# [Entries provided]
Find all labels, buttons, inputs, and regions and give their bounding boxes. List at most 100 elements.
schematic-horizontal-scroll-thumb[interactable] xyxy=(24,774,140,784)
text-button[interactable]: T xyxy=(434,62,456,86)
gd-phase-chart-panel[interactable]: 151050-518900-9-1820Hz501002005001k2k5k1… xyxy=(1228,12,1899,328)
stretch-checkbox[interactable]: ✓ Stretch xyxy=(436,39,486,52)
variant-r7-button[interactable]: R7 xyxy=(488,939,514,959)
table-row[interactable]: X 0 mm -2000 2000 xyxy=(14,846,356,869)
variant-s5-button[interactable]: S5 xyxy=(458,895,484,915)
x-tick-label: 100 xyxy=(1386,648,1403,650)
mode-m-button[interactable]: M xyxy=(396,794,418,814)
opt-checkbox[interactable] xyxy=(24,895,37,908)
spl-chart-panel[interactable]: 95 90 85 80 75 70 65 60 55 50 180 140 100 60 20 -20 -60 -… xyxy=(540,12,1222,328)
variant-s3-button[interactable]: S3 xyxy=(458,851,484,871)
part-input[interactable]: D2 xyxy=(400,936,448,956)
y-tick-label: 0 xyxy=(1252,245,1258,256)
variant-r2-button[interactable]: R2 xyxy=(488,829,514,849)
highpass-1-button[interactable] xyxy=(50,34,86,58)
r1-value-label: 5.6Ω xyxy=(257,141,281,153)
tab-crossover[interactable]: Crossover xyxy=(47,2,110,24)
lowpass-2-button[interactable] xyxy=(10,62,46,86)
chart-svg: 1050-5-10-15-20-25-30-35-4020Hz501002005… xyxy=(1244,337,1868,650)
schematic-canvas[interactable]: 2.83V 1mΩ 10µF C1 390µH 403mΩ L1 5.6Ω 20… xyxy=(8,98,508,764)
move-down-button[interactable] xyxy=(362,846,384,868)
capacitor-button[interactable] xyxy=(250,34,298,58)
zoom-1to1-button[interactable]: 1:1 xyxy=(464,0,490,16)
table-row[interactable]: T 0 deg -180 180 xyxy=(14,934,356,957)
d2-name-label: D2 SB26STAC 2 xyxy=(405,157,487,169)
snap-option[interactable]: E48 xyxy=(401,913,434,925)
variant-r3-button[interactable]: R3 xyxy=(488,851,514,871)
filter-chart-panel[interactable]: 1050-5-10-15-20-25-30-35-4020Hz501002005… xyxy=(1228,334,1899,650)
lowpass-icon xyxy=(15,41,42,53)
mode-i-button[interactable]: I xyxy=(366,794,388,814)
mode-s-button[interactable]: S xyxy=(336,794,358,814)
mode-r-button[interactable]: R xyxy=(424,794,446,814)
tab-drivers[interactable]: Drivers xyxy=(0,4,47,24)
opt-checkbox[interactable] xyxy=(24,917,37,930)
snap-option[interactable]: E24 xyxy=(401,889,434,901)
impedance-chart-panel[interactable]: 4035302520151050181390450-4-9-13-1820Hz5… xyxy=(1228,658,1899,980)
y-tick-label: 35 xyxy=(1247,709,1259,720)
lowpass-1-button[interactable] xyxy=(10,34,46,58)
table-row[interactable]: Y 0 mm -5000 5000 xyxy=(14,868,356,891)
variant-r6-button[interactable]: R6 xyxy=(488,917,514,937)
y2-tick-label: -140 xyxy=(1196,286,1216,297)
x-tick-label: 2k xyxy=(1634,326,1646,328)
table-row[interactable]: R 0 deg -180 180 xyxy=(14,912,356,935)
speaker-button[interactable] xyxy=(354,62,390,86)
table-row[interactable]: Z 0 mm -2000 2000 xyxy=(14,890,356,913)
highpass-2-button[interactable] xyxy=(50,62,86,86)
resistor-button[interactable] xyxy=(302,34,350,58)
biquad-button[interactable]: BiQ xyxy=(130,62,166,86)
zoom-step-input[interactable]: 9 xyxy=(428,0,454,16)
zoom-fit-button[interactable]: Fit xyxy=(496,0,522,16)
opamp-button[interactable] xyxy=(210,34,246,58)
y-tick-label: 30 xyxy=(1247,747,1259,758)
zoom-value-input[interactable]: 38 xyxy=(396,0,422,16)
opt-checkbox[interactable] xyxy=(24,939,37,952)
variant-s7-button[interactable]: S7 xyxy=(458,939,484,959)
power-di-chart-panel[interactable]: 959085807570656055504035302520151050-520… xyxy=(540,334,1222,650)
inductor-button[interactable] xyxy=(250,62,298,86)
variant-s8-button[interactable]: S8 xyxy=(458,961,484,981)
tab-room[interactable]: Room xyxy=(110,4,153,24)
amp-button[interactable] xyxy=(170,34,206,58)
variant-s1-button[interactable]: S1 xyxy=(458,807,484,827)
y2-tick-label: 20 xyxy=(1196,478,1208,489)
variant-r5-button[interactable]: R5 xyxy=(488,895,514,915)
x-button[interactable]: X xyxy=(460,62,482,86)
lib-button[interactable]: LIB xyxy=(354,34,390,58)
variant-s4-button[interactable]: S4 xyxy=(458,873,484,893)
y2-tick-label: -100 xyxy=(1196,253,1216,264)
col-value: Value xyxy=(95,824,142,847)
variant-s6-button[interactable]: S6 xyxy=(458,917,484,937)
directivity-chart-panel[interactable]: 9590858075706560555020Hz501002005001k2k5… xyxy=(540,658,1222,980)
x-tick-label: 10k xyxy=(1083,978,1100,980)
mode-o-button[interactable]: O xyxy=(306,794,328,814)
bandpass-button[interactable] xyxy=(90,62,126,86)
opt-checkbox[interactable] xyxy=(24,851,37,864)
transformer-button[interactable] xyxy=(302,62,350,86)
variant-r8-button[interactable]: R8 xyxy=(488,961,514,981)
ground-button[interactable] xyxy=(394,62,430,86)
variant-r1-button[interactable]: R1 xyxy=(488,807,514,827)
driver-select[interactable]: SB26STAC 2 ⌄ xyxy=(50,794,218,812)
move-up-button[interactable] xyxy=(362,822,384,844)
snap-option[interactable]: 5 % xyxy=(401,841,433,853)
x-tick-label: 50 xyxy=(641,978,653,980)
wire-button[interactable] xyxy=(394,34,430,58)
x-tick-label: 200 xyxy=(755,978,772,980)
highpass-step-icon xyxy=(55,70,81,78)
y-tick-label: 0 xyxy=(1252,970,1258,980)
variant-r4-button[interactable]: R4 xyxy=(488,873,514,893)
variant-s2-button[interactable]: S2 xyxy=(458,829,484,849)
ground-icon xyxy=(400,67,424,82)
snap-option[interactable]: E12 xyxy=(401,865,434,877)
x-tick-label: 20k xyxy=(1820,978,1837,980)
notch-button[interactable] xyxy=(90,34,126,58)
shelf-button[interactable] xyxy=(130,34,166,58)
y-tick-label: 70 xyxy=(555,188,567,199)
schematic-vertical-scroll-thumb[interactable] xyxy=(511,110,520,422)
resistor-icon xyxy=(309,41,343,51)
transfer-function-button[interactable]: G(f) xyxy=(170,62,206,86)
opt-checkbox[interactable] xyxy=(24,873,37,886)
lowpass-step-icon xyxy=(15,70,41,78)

# [What the task asks]
Could you copy the whole listing above line for line, changing nothing?

# [Answer to this exercise]
Find all labels, buttons, inputs, and regions and give their bounding boxes. List at most 100 elements.
schematic-horizontal-scroll-thumb[interactable] xyxy=(24,774,140,784)
text-button[interactable]: T xyxy=(434,62,456,86)
gd-phase-chart-panel[interactable]: 151050-518900-9-1820Hz501002005001k2k5k1… xyxy=(1228,12,1899,328)
stretch-checkbox[interactable]: ✓ Stretch xyxy=(436,39,486,52)
variant-r7-button[interactable]: R7 xyxy=(488,939,514,959)
table-row[interactable]: X 0 mm -2000 2000 xyxy=(14,846,356,869)
variant-s5-button[interactable]: S5 xyxy=(458,895,484,915)
x-tick-label: 100 xyxy=(1386,648,1403,650)
mode-m-button[interactable]: M xyxy=(396,794,418,814)
opt-checkbox[interactable] xyxy=(24,895,37,908)
spl-chart-panel[interactable]: 95 90 85 80 75 70 65 60 55 50 180 140 100 60 20 -20 -60 -… xyxy=(540,12,1222,328)
variant-s3-button[interactable]: S3 xyxy=(458,851,484,871)
part-input[interactable]: D2 xyxy=(400,936,448,956)
y-tick-label: 0 xyxy=(1252,245,1258,256)
variant-r2-button[interactable]: R2 xyxy=(488,829,514,849)
highpass-1-button[interactable] xyxy=(50,34,86,58)
r1-value-label: 5.6Ω xyxy=(257,141,281,153)
tab-crossover[interactable]: Crossover xyxy=(47,2,110,24)
lowpass-2-button[interactable] xyxy=(10,62,46,86)
chart-svg: 1050-5-10-15-20-25-30-35-4020Hz501002005… xyxy=(1244,337,1868,650)
schematic-canvas[interactable]: 2.83V 1mΩ 10µF C1 390µH 403mΩ L1 5.6Ω 20… xyxy=(8,98,508,764)
move-down-button[interactable] xyxy=(362,846,384,868)
capacitor-button[interactable] xyxy=(250,34,298,58)
zoom-1to1-button[interactable]: 1:1 xyxy=(464,0,490,16)
table-row[interactable]: T 0 deg -180 180 xyxy=(14,934,356,957)
d2-name-label: D2 SB26STAC 2 xyxy=(405,157,487,169)
snap-option[interactable]: E48 xyxy=(401,913,434,925)
variant-r3-button[interactable]: R3 xyxy=(488,851,514,871)
filter-chart-panel[interactable]: 1050-5-10-15-20-25-30-35-4020Hz501002005… xyxy=(1228,334,1899,650)
lowpass-icon xyxy=(15,41,42,53)
mode-i-button[interactable]: I xyxy=(366,794,388,814)
mode-s-button[interactable]: S xyxy=(336,794,358,814)
mode-r-button[interactable]: R xyxy=(424,794,446,814)
tab-drivers[interactable]: Drivers xyxy=(0,4,47,24)
opt-checkbox[interactable] xyxy=(24,917,37,930)
snap-option[interactable]: E24 xyxy=(401,889,434,901)
impedance-chart-panel[interactable]: 4035302520151050181390450-4-9-13-1820Hz5… xyxy=(1228,658,1899,980)
y-tick-label: 35 xyxy=(1247,709,1259,720)
lowpass-1-button[interactable] xyxy=(10,34,46,58)
table-row[interactable]: Y 0 mm -5000 5000 xyxy=(14,868,356,891)
variant-r6-button[interactable]: R6 xyxy=(488,917,514,937)
y2-tick-label: -140 xyxy=(1196,286,1216,297)
x-tick-label: 2k xyxy=(1634,326,1646,328)
table-row[interactable]: R 0 deg -180 180 xyxy=(14,912,356,935)
speaker-button[interactable] xyxy=(354,62,390,86)
table-row[interactable]: Z 0 mm -2000 2000 xyxy=(14,890,356,913)
highpass-2-button[interactable] xyxy=(50,62,86,86)
resistor-button[interactable] xyxy=(302,34,350,58)
biquad-button[interactable]: BiQ xyxy=(130,62,166,86)
zoom-step-input[interactable]: 9 xyxy=(428,0,454,16)
zoom-fit-button[interactable]: Fit xyxy=(496,0,522,16)
opamp-button[interactable] xyxy=(210,34,246,58)
y-tick-label: 30 xyxy=(1247,747,1259,758)
zoom-value-input[interactable]: 38 xyxy=(396,0,422,16)
opt-checkbox[interactable] xyxy=(24,939,37,952)
variant-s7-button[interactable]: S7 xyxy=(458,939,484,959)
power-di-chart-panel[interactable]: 959085807570656055504035302520151050-520… xyxy=(540,334,1222,650)
inductor-button[interactable] xyxy=(250,62,298,86)
variant-s8-button[interactable]: S8 xyxy=(458,961,484,981)
tab-room[interactable]: Room xyxy=(110,4,153,24)
amp-button[interactable] xyxy=(170,34,206,58)
variant-s1-button[interactable]: S1 xyxy=(458,807,484,827)
y2-tick-label: 20 xyxy=(1196,478,1208,489)
variant-r5-button[interactable]: R5 xyxy=(488,895,514,915)
x-button[interactable]: X xyxy=(460,62,482,86)
lib-button[interactable]: LIB xyxy=(354,34,390,58)
variant-s4-button[interactable]: S4 xyxy=(458,873,484,893)
y2-tick-label: -100 xyxy=(1196,253,1216,264)
col-value: Value xyxy=(95,824,142,847)
variant-s6-button[interactable]: S6 xyxy=(458,917,484,937)
directivity-chart-panel[interactable]: 9590858075706560555020Hz501002005001k2k5… xyxy=(540,658,1222,980)
x-tick-label: 10k xyxy=(1083,978,1100,980)
mode-o-button[interactable]: O xyxy=(306,794,328,814)
bandpass-button[interactable] xyxy=(90,62,126,86)
opt-checkbox[interactable] xyxy=(24,851,37,864)
transformer-button[interactable] xyxy=(302,62,350,86)
variant-r8-button[interactable]: R8 xyxy=(488,961,514,981)
ground-button[interactable] xyxy=(394,62,430,86)
variant-r1-button[interactable]: R1 xyxy=(488,807,514,827)
driver-select[interactable]: SB26STAC 2 ⌄ xyxy=(50,794,218,812)
move-up-button[interactable] xyxy=(362,822,384,844)
snap-option[interactable]: 5 % xyxy=(401,841,433,853)
x-tick-label: 50 xyxy=(641,978,653,980)
wire-button[interactable] xyxy=(394,34,430,58)
x-tick-label: 200 xyxy=(755,978,772,980)
highpass-step-icon xyxy=(55,70,81,78)
y-tick-label: 0 xyxy=(1252,970,1258,980)
variant-r4-button[interactable]: R4 xyxy=(488,873,514,893)
variant-s2-button[interactable]: S2 xyxy=(458,829,484,849)
ground-icon xyxy=(400,67,424,82)
snap-option[interactable]: E12 xyxy=(401,865,434,877)
x-tick-label: 20k xyxy=(1820,978,1837,980)
notch-button[interactable] xyxy=(90,34,126,58)
shelf-button[interactable] xyxy=(130,34,166,58)
y-tick-label: 70 xyxy=(555,188,567,199)
schematic-vertical-scroll-thumb[interactable] xyxy=(511,110,520,422)
resistor-icon xyxy=(309,41,343,51)
transfer-function-button[interactable]: G(f) xyxy=(170,62,206,86)
opt-checkbox[interactable] xyxy=(24,873,37,886)
lowpass-step-icon xyxy=(15,70,41,78)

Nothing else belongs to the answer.